Aim of the task
Copy each line of the records that contains the word "subtitle".

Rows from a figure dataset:
** begin **
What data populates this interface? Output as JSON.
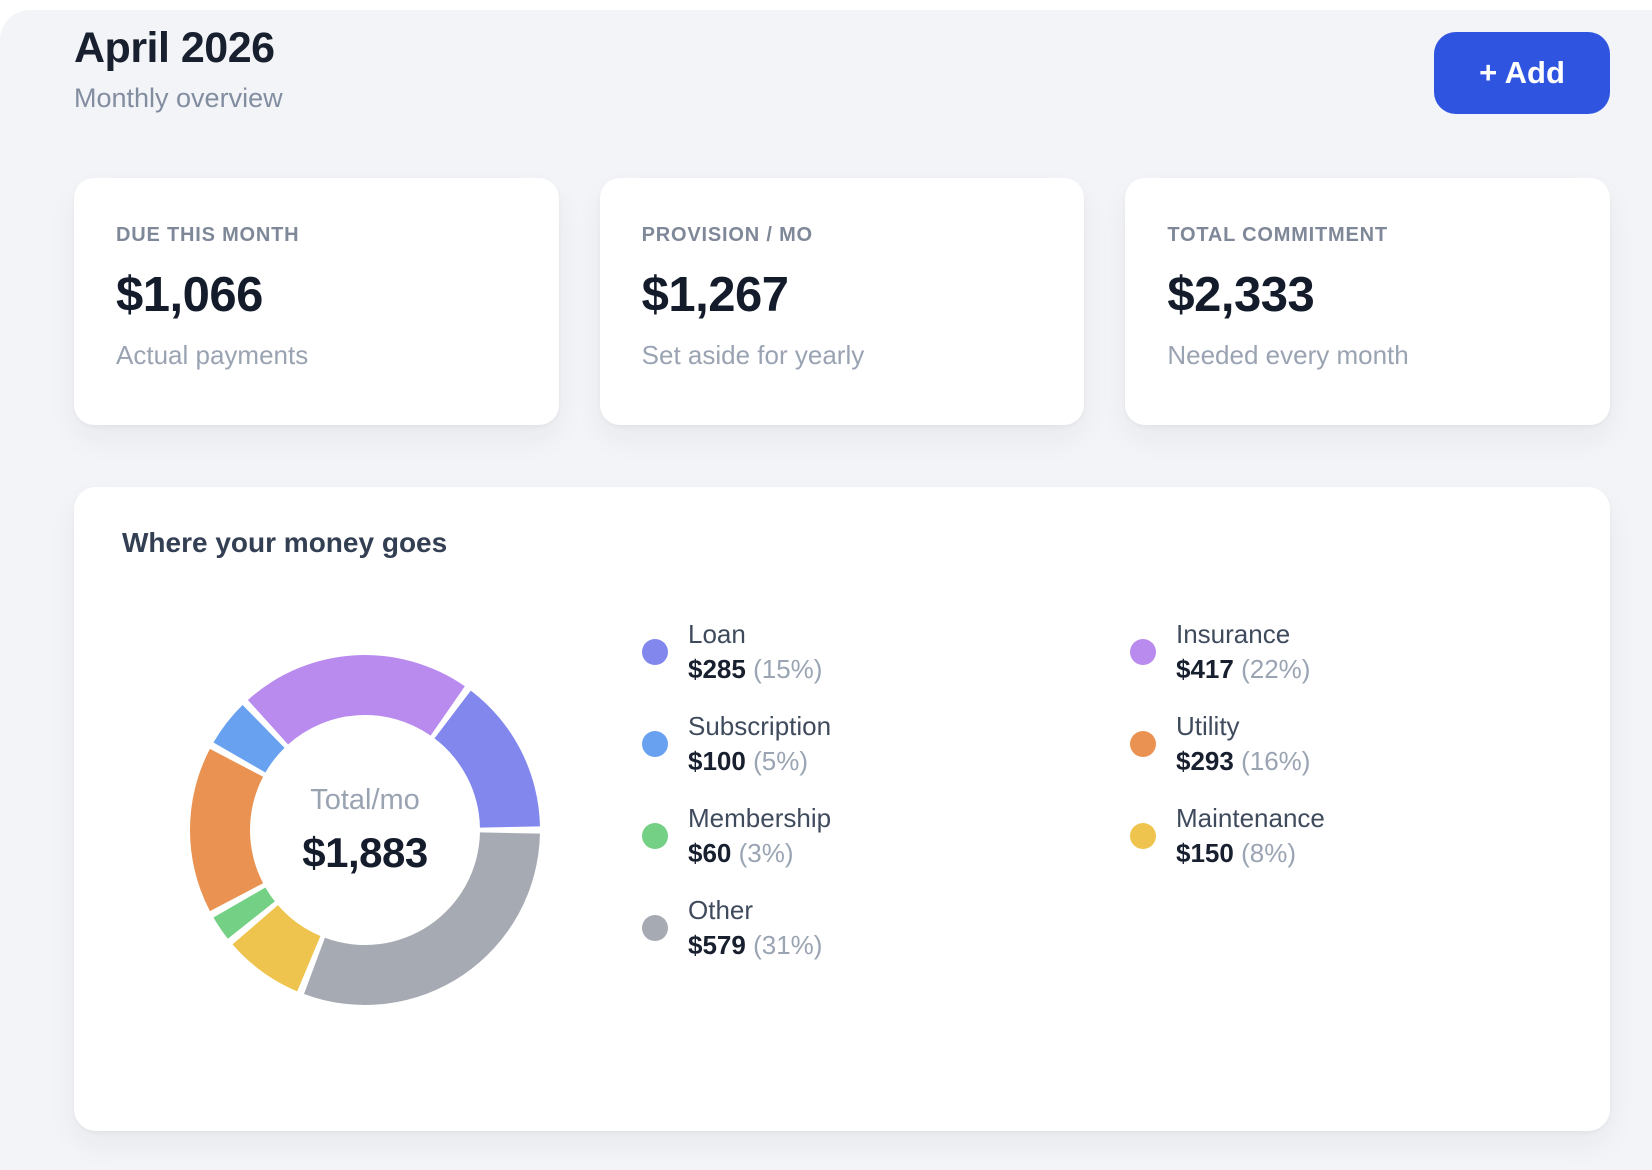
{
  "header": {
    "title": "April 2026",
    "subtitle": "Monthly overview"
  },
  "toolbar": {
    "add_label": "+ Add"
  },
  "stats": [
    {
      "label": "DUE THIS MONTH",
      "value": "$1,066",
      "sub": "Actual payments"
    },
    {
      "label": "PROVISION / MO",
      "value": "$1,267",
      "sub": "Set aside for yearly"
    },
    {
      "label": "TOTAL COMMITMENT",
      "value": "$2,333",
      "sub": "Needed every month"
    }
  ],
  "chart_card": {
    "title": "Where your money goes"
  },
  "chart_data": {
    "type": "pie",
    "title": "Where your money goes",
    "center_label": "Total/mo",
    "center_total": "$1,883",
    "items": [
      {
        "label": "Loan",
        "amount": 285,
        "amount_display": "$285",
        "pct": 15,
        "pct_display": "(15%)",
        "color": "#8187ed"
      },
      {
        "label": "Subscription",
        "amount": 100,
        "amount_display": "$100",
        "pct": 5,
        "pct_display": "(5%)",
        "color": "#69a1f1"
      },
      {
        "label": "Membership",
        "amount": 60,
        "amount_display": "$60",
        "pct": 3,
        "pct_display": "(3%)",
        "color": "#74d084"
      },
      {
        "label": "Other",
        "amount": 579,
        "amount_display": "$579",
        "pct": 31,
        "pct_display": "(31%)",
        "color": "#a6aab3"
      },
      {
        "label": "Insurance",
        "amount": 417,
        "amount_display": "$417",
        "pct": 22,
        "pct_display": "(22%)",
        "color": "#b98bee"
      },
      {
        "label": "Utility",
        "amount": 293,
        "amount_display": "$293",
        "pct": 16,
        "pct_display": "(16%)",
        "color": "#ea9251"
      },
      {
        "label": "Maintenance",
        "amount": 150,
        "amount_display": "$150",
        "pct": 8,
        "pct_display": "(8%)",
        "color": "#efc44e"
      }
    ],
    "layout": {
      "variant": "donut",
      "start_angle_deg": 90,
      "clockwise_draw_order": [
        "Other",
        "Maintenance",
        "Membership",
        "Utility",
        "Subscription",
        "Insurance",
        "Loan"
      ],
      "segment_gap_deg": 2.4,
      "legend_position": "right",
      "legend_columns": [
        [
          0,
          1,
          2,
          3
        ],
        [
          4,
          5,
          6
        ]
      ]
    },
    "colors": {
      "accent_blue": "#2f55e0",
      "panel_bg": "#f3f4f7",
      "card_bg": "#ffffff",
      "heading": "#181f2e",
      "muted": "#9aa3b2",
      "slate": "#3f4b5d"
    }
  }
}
** end **
** begin **
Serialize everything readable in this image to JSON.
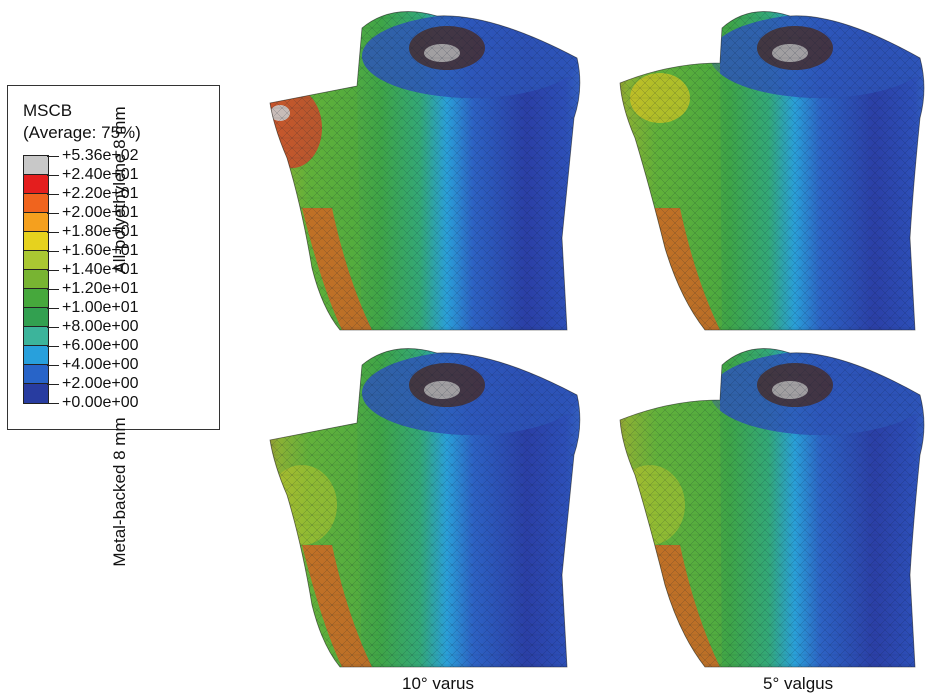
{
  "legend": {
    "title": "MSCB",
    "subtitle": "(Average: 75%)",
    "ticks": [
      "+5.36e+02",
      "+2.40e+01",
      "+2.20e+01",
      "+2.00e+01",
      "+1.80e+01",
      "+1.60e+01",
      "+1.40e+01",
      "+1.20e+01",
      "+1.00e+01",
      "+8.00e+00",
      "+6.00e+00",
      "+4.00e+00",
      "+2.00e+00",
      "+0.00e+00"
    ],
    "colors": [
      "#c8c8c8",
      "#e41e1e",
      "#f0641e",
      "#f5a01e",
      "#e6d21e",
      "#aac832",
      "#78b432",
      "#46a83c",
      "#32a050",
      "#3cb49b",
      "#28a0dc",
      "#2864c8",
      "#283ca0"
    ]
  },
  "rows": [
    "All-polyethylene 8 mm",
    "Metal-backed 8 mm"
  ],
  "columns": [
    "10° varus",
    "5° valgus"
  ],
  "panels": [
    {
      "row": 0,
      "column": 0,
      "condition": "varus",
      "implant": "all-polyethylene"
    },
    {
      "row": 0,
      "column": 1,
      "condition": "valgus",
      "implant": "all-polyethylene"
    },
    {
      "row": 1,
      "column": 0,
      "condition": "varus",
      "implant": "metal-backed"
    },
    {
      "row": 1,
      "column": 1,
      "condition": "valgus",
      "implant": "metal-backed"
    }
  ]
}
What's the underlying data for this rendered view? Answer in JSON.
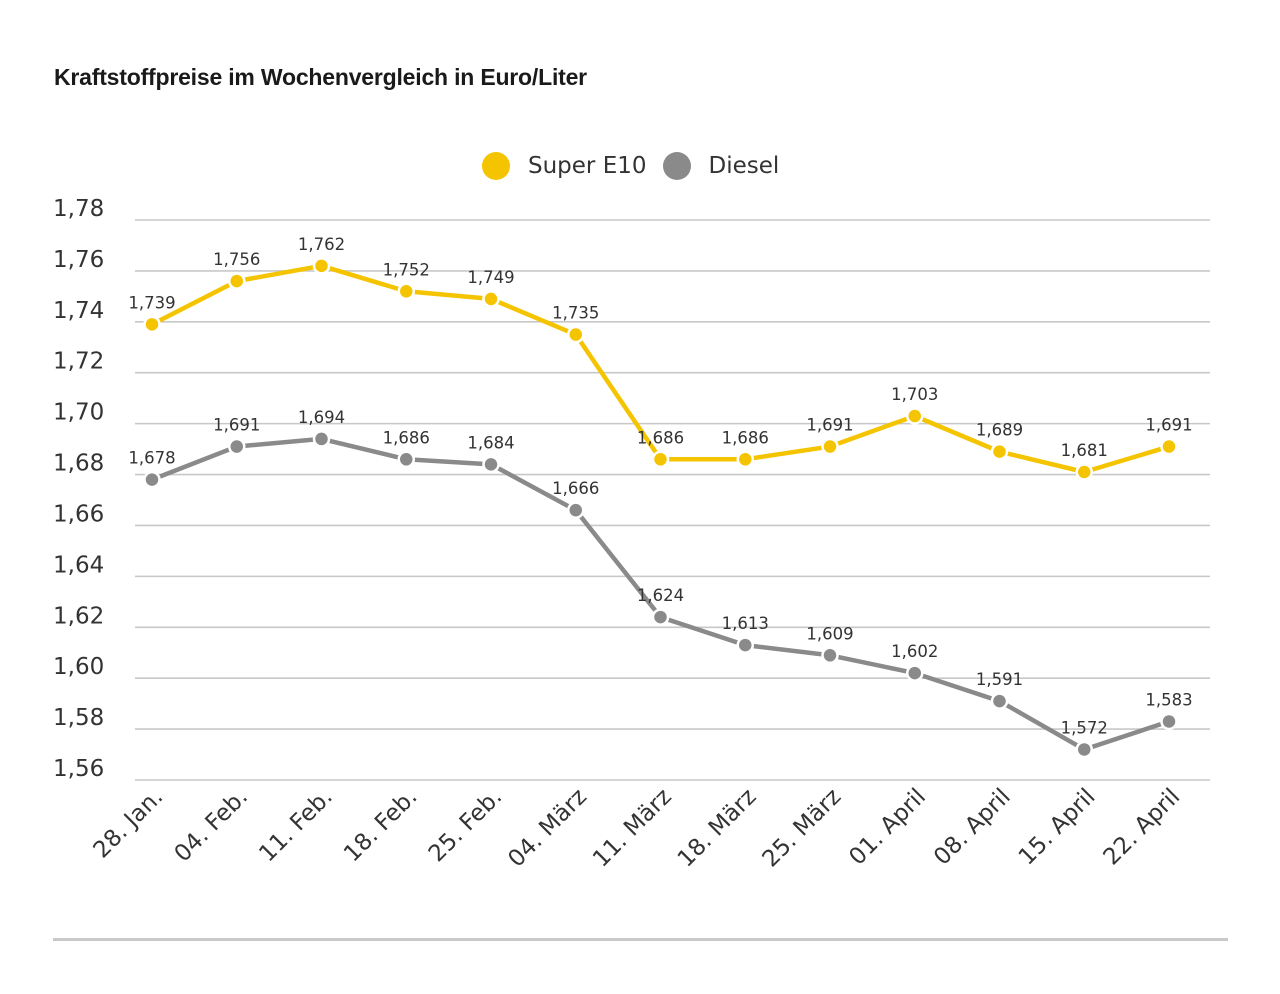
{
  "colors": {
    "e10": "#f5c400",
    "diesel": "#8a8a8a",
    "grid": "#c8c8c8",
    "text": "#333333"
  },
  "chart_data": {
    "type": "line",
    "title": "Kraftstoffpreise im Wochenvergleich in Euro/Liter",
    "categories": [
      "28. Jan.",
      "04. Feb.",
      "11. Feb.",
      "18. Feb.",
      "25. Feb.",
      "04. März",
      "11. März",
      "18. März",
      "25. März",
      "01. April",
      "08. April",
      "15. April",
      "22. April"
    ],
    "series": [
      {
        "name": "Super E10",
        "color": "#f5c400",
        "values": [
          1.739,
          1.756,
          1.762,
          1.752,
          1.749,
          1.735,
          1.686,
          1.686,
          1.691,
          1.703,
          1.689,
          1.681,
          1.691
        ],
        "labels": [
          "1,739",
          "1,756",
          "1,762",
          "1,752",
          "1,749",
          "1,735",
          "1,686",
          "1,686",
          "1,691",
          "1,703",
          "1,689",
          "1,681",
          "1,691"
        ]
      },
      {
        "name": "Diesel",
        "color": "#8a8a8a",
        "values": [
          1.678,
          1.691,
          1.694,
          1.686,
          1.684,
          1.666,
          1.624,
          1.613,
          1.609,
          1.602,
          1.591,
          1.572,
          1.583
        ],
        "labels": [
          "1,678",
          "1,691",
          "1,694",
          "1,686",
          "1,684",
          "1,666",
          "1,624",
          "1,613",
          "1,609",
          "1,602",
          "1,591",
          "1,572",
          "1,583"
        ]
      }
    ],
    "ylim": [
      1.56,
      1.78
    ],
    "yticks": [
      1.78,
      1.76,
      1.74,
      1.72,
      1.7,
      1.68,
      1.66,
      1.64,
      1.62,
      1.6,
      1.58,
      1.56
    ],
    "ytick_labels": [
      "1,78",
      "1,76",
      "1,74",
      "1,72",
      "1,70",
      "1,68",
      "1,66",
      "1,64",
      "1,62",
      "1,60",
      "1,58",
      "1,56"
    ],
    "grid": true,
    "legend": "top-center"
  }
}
** end **
Exercise response
    "subtitle": "Monthly overview"
    "subtitle": "(Average: 75%)",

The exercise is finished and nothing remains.